• _Listing_
----------

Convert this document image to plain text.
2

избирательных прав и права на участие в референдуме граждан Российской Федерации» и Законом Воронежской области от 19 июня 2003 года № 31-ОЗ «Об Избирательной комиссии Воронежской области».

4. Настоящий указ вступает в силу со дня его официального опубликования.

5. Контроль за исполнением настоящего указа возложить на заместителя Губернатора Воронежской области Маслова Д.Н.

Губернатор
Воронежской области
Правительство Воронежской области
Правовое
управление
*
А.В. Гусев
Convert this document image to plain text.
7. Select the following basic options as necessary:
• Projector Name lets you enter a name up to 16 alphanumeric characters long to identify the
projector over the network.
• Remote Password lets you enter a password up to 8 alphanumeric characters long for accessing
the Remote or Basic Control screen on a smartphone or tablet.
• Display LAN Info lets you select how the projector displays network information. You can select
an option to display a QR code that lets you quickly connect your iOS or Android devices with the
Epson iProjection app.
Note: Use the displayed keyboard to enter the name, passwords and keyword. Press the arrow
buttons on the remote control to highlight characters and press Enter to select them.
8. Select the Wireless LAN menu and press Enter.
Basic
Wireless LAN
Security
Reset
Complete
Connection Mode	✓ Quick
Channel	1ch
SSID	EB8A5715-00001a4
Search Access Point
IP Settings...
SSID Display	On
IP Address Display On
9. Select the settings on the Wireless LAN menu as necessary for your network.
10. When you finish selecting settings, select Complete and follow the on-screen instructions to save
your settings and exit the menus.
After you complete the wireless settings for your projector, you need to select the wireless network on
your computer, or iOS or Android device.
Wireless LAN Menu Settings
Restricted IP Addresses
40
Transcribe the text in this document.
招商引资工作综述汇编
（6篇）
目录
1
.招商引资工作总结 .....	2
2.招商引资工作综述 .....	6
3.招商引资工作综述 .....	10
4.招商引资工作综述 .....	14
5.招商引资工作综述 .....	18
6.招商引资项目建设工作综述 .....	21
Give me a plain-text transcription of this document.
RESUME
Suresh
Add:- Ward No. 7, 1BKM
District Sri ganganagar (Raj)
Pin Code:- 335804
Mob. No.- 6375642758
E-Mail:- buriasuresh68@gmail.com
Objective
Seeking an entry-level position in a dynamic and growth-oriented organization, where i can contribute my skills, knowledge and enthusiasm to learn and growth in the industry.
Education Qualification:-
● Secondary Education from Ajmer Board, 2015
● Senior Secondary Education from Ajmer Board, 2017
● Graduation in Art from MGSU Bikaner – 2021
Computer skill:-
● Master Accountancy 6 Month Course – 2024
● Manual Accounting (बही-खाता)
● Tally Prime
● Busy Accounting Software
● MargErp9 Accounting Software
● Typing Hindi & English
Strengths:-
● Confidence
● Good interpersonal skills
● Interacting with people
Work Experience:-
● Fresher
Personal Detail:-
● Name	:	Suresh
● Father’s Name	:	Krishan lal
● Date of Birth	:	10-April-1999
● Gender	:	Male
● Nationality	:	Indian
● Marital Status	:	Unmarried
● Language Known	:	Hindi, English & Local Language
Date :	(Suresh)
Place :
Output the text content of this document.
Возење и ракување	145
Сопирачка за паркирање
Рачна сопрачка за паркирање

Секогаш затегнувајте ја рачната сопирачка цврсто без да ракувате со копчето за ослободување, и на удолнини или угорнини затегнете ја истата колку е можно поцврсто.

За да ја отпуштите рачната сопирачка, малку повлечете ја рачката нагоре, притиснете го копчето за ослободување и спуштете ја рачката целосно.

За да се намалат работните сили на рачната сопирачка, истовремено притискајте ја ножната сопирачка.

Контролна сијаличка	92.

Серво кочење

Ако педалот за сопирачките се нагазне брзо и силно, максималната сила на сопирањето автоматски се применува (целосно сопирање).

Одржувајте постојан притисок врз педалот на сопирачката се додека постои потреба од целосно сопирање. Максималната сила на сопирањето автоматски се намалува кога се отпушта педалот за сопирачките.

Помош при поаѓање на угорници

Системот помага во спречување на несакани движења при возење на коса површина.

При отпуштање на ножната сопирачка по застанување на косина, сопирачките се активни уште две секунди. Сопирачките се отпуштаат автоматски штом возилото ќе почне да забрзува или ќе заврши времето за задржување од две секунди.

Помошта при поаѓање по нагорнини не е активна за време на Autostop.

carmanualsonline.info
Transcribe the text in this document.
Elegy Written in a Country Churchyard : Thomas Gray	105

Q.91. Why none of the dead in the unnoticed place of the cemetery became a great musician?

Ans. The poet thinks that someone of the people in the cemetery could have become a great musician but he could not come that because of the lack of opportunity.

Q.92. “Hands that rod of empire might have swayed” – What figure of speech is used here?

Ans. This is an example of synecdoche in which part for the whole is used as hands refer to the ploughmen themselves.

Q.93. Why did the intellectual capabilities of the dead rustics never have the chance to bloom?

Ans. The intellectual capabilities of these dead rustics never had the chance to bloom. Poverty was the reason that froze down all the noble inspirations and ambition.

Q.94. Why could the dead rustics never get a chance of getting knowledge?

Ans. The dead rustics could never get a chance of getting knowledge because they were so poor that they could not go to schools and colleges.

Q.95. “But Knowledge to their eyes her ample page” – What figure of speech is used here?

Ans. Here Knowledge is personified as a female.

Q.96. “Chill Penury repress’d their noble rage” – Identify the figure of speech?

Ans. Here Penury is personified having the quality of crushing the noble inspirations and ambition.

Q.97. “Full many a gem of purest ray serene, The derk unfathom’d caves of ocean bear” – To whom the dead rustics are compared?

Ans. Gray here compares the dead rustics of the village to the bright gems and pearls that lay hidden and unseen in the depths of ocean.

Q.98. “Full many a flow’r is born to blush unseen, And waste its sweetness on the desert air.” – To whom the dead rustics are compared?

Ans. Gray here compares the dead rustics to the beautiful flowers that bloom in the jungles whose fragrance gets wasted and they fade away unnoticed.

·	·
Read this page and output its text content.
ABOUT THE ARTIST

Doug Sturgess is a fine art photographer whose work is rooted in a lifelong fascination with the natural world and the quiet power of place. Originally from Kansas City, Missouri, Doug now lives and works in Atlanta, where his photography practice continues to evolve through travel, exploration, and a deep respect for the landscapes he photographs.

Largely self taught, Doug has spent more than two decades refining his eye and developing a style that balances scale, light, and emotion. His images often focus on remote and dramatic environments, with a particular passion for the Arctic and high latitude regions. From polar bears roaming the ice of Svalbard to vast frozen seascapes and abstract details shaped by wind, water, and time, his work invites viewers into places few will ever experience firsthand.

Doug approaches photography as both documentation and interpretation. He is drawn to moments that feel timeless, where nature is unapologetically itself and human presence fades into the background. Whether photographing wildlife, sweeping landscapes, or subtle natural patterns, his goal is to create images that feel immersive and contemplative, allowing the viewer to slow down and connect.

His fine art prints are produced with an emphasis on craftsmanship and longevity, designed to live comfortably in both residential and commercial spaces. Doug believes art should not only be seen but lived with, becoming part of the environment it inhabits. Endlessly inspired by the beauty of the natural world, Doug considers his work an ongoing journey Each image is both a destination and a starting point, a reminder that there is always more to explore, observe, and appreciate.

----------

Using the data above, return each line exactly as written.

Convert this document image to plain text.
2

избирательных прав и права на участие в референдуме граждан Российской Федерации» и Законом Воронежской области от 19 июня 2003 года № 31-ОЗ «Об Избирательной комиссии Воронежской области».

4. Настоящий указ вступает в силу со дня его официального опубликования.

5. Контроль за исполнением настоящего указа возложить на заместителя Губернатора Воронежской области Маслова Д.Н.

Губернатор
Воронежской области
Правительство Воронежской области
Правовое
управление
*
А.В. Гусев
Convert this document image to plain text.
7. Select the following basic options as necessary:
• Projector Name lets you enter a name up to 16 alphanumeric characters long to identify the
projector over the network.
• Remote Password lets you enter a password up to 8 alphanumeric characters long for accessing
the Remote or Basic Control screen on a smartphone or tablet.
• Display LAN Info lets you select how the projector displays network information. You can select
an option to display a QR code that lets you quickly connect your iOS or Android devices with the
Epson iProjection app.
Note: Use the displayed keyboard to enter the name, passwords and keyword. Press the arrow
buttons on the remote control to highlight characters and press Enter to select them.
8. Select the Wireless LAN menu and press Enter.
Basic
Wireless LAN
Security
Reset
Complete
Connection Mode	✓ Quick
Channel	1ch
SSID	EB8A5715-00001a4
Search Access Point
IP Settings...
SSID Display	On
IP Address Display On
9. Select the settings on the Wireless LAN menu as necessary for your network.
10. When you finish selecting settings, select Complete and follow the on-screen instructions to save
your settings and exit the menus.
After you complete the wireless settings for your projector, you need to select the wireless network on
your computer, or iOS or Android device.
Wireless LAN Menu Settings
Restricted IP Addresses
40
Transcribe the text in this document.
招商引资工作综述汇编
（6篇）
目录
1
.招商引资工作总结 .....	2
2.招商引资工作综述 .....	6
3.招商引资工作综述 .....	10
4.招商引资工作综述 .....	14
5.招商引资工作综述 .....	18
6.招商引资项目建设工作综述 .....	21
Give me a plain-text transcription of this document.
RESUME
Suresh
Add:- Ward No. 7, 1BKM
District Sri ganganagar (Raj)
Pin Code:- 335804
Mob. No.- 6375642758
E-Mail:- buriasuresh68@gmail.com
Objective
Seeking an entry-level position in a dynamic and growth-oriented organization, where i can contribute my skills, knowledge and enthusiasm to learn and growth in the industry.
Education Qualification:-
● Secondary Education from Ajmer Board, 2015
● Senior Secondary Education from Ajmer Board, 2017
● Graduation in Art from MGSU Bikaner – 2021
Computer skill:-
● Master Accountancy 6 Month Course – 2024
● Manual Accounting (बही-खाता)
● Tally Prime
● Busy Accounting Software
● MargErp9 Accounting Software
● Typing Hindi & English
Strengths:-
● Confidence
● Good interpersonal skills
● Interacting with people
Work Experience:-
● Fresher
Personal Detail:-
● Name	:	Suresh
● Father’s Name	:	Krishan lal
● Date of Birth	:	10-April-1999
● Gender	:	Male
● Nationality	:	Indian
● Marital Status	:	Unmarried
● Language Known	:	Hindi, English & Local Language
Date :	(Suresh)
Place :
Output the text content of this document.
Возење и ракување	145
Сопирачка за паркирање
Рачна сопрачка за паркирање

Секогаш затегнувајте ја рачната сопирачка цврсто без да ракувате со копчето за ослободување, и на удолнини или угорнини затегнете ја истата колку е можно поцврсто.

За да ја отпуштите рачната сопирачка, малку повлечете ја рачката нагоре, притиснете го копчето за ослободување и спуштете ја рачката целосно.

За да се намалат работните сили на рачната сопирачка, истовремено притискајте ја ножната сопирачка.

Контролна сијаличка	92.

Серво кочење

Ако педалот за сопирачките се нагазне брзо и силно, максималната сила на сопирањето автоматски се применува (целосно сопирање).

Одржувајте постојан притисок врз педалот на сопирачката се додека постои потреба од целосно сопирање. Максималната сила на сопирањето автоматски се намалува кога се отпушта педалот за сопирачките.

Помош при поаѓање на угорници

Системот помага во спречување на несакани движења при возење на коса површина.

При отпуштање на ножната сопирачка по застанување на косина, сопирачките се активни уште две секунди. Сопирачките се отпуштаат автоматски штом возилото ќе почне да забрзува или ќе заврши времето за задржување од две секунди.

Помошта при поаѓање по нагорнини не е активна за време на Autostop.

carmanualsonline.info
Transcribe the text in this document.
Elegy Written in a Country Churchyard : Thomas Gray	105

Q.91. Why none of the dead in the unnoticed place of the cemetery became a great musician?

Ans. The poet thinks that someone of the people in the cemetery could have become a great musician but he could not come that because of the lack of opportunity.

Q.92. “Hands that rod of empire might have swayed” – What figure of speech is used here?

Ans. This is an example of synecdoche in which part for the whole is used as hands refer to the ploughmen themselves.

Q.93. Why did the intellectual capabilities of the dead rustics never have the chance to bloom?

Ans. The intellectual capabilities of these dead rustics never had the chance to bloom. Poverty was the reason that froze down all the noble inspirations and ambition.

Q.94. Why could the dead rustics never get a chance of getting knowledge?

Ans. The dead rustics could never get a chance of getting knowledge because they were so poor that they could not go to schools and colleges.

Q.95. “But Knowledge to their eyes her ample page” – What figure of speech is used here?

Ans. Here Knowledge is personified as a female.

Q.96. “Chill Penury repress’d their noble rage” – Identify the figure of speech?

Ans. Here Penury is personified having the quality of crushing the noble inspirations and ambition.

Q.97. “Full many a gem of purest ray serene, The derk unfathom’d caves of ocean bear” – To whom the dead rustics are compared?

Ans. Gray here compares the dead rustics of the village to the bright gems and pearls that lay hidden and unseen in the depths of ocean.

Q.98. “Full many a flow’r is born to blush unseen, And waste its sweetness on the desert air.” – To whom the dead rustics are compared?

Ans. Gray here compares the dead rustics to the beautiful flowers that bloom in the jungles whose fragrance gets wasted and they fade away unnoticed.

·	·
Read this page and output its text content.
ABOUT THE ARTIST

Doug Sturgess is a fine art photographer whose work is rooted in a lifelong fascination with the natural world and the quiet power of place. Originally from Kansas City, Missouri, Doug now lives and works in Atlanta, where his photography practice continues to evolve through travel, exploration, and a deep respect for the landscapes he photographs.

Largely self taught, Doug has spent more than two decades refining his eye and developing a style that balances scale, light, and emotion. His images often focus on remote and dramatic environments, with a particular passion for the Arctic and high latitude regions. From polar bears roaming the ice of Svalbard to vast frozen seascapes and abstract details shaped by wind, water, and time, his work invites viewers into places few will ever experience firsthand.

Doug approaches photography as both documentation and interpretation. He is drawn to moments that feel timeless, where nature is unapologetically itself and human presence fades into the background. Whether photographing wildlife, sweeping landscapes, or subtle natural patterns, his goal is to create images that feel immersive and contemplative, allowing the viewer to slow down and connect.

His fine art prints are produced with an emphasis on craftsmanship and longevity, designed to live comfortably in both residential and commercial spaces. Doug believes art should not only be seen but lived with, becoming part of the environment it inhabits. Endlessly inspired by the beauty of the natural world, Doug considers his work an ongoing journey Each image is both a destination and a starting point, a reminder that there is always more to explore, observe, and appreciate.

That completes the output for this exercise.